Requirement
Below are some records; repeat them all exactly, minus the pictures.

(Excerpts from a figure dataset)

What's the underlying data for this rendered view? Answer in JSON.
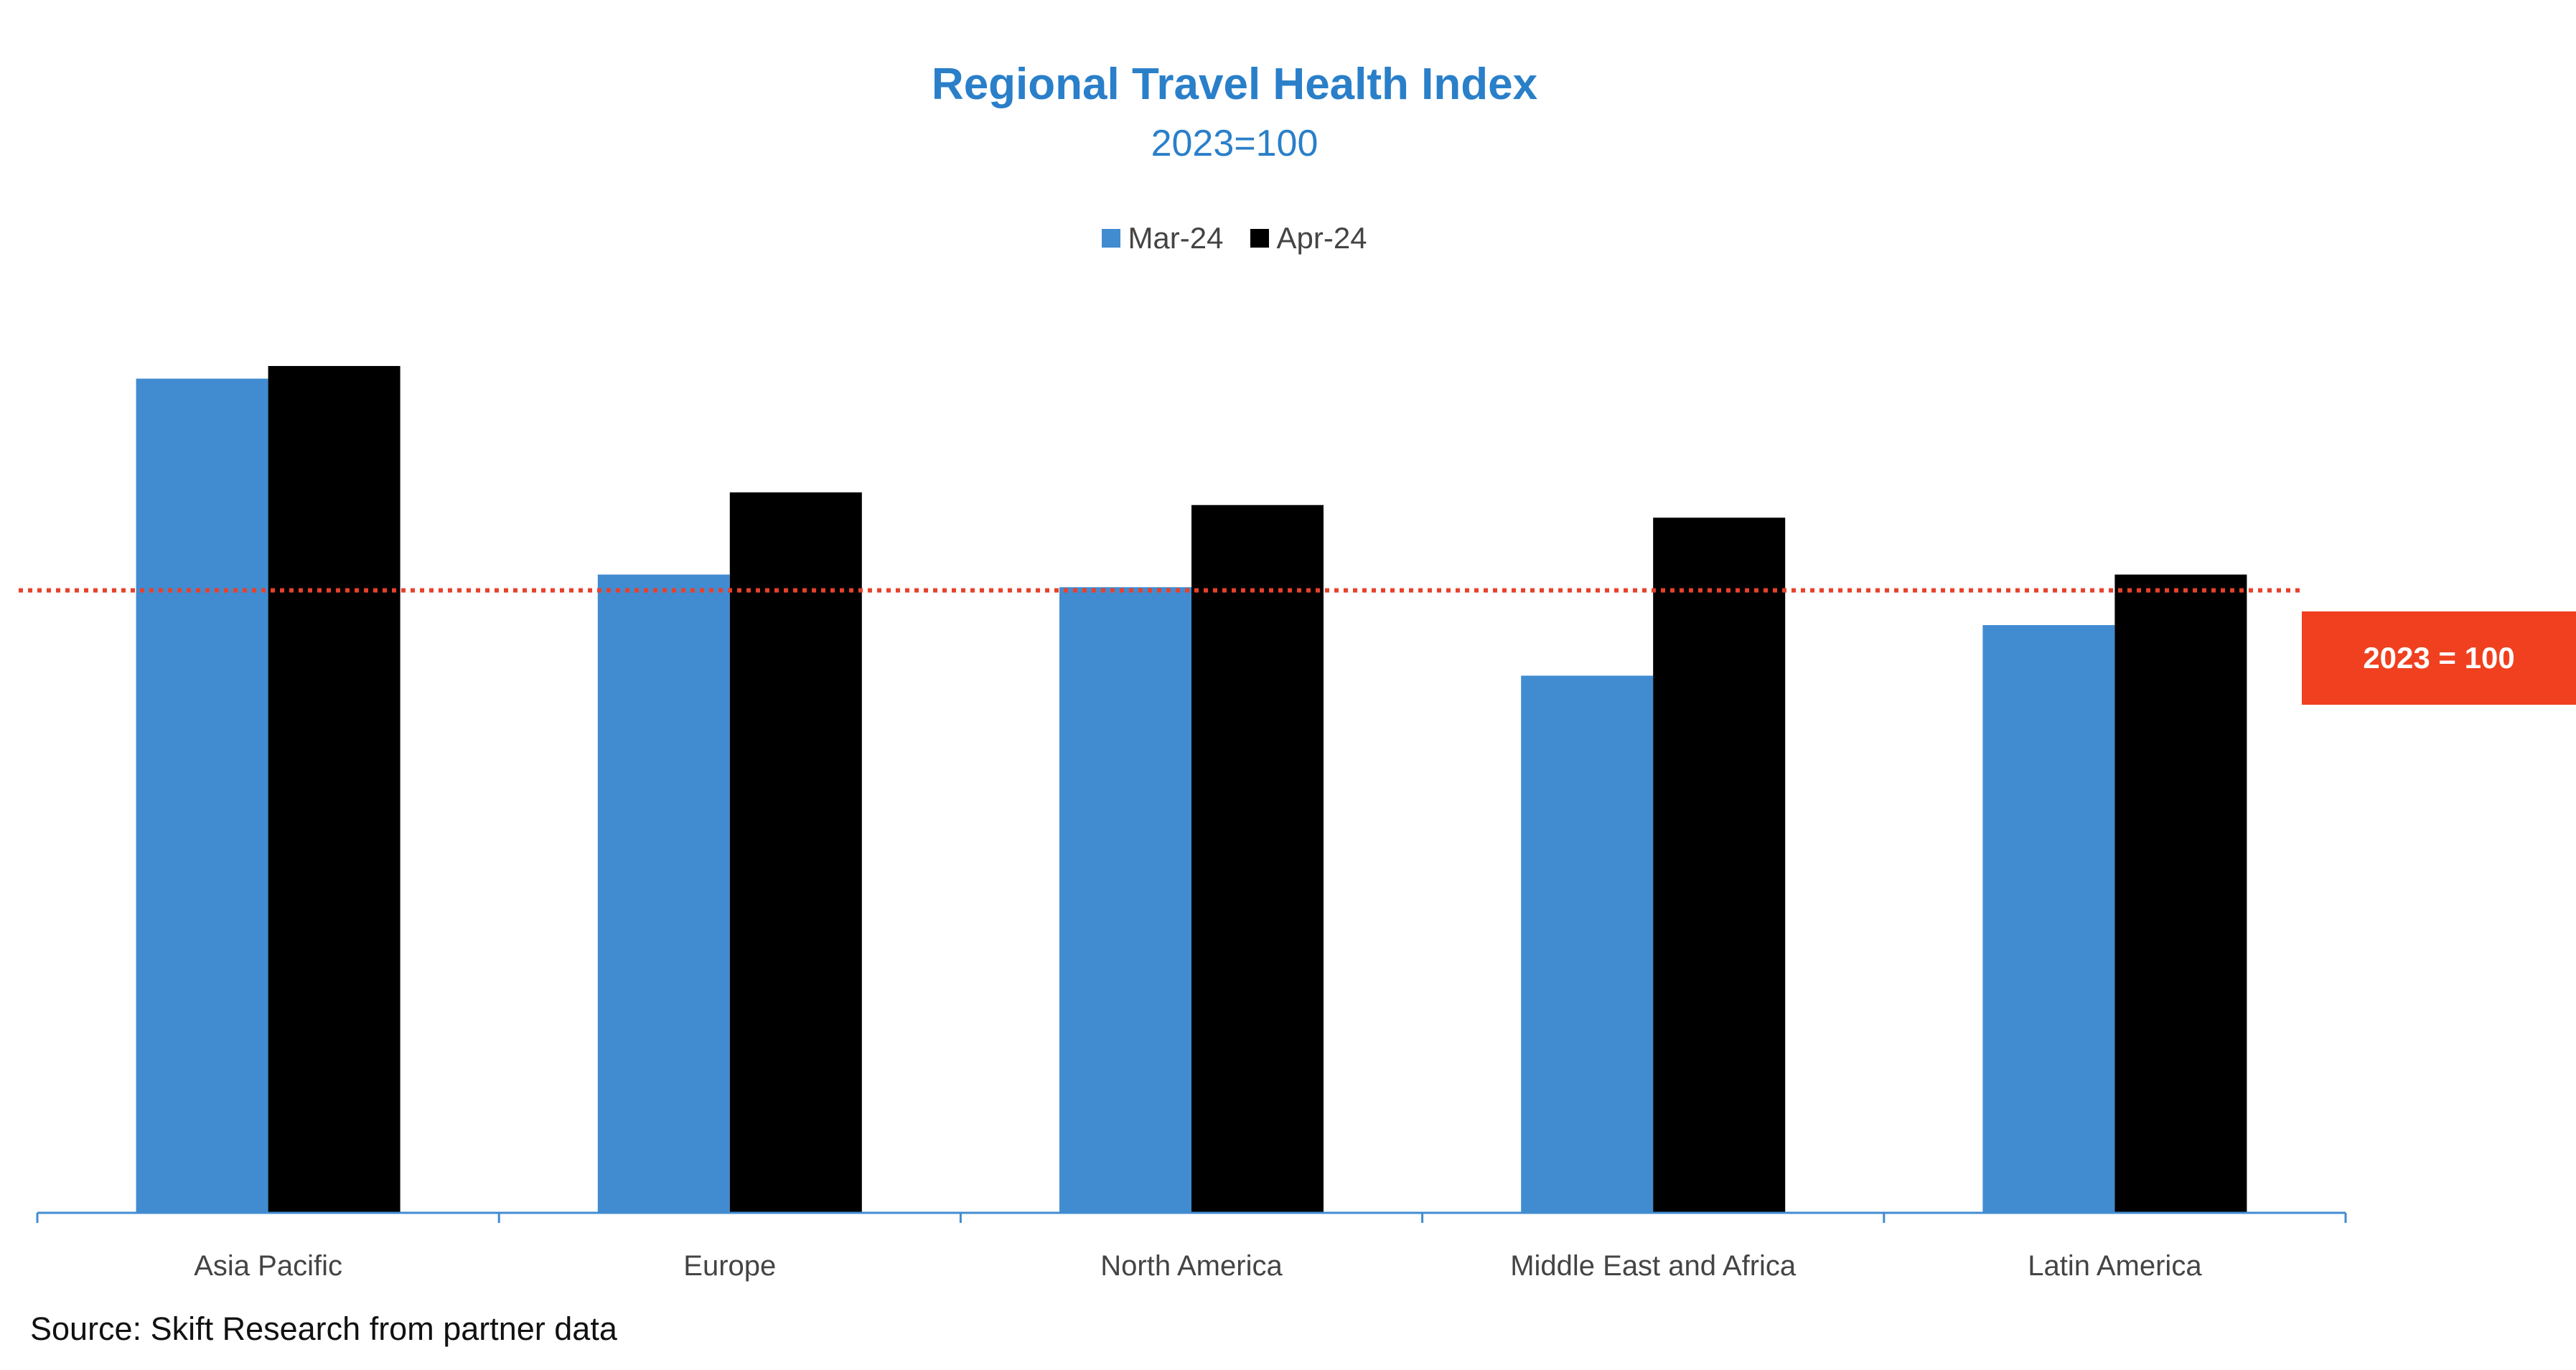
{
  "chart_data": {
    "type": "bar",
    "title": "Regional Travel Health Index",
    "subtitle": "2023=100",
    "categories": [
      "Asia Pacific",
      "Europe",
      "North America",
      "Middle East and Africa",
      "Latin America"
    ],
    "series": [
      {
        "name": "Mar-24",
        "color": "#418cd1",
        "values": [
          132,
          101,
          99,
          85,
          93
        ]
      },
      {
        "name": "Apr-24",
        "color": "#000000",
        "values": [
          134,
          114,
          112,
          110,
          101
        ]
      }
    ],
    "xlabel": "",
    "ylabel": "",
    "ylim": [
      0,
      200
    ],
    "grid": false,
    "legend": "top-center",
    "reference_line": {
      "value": 98.5,
      "color": "#e8412b",
      "style": "dotted",
      "label": "2023 = 100"
    }
  },
  "source": "Source: Skift Research from partner data"
}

Response to the task
What's the underlying data for this rendered view? Answer in JSON.
{
  "chart_data": {
    "type": "bar",
    "title": "Regional Travel Health Index",
    "subtitle": "2023=100",
    "categories": [
      "Asia Pacific",
      "Europe",
      "North America",
      "Middle East and Africa",
      "Latin America"
    ],
    "series": [
      {
        "name": "Mar-24",
        "color": "#418cd1",
        "values": [
          132,
          101,
          99,
          85,
          93
        ]
      },
      {
        "name": "Apr-24",
        "color": "#000000",
        "values": [
          134,
          114,
          112,
          110,
          101
        ]
      }
    ],
    "xlabel": "",
    "ylabel": "",
    "ylim": [
      0,
      200
    ],
    "grid": false,
    "legend": "top-center",
    "reference_line": {
      "value": 98.5,
      "color": "#e8412b",
      "style": "dotted",
      "label": "2023 = 100"
    }
  },
  "source": "Source: Skift Research from partner data"
}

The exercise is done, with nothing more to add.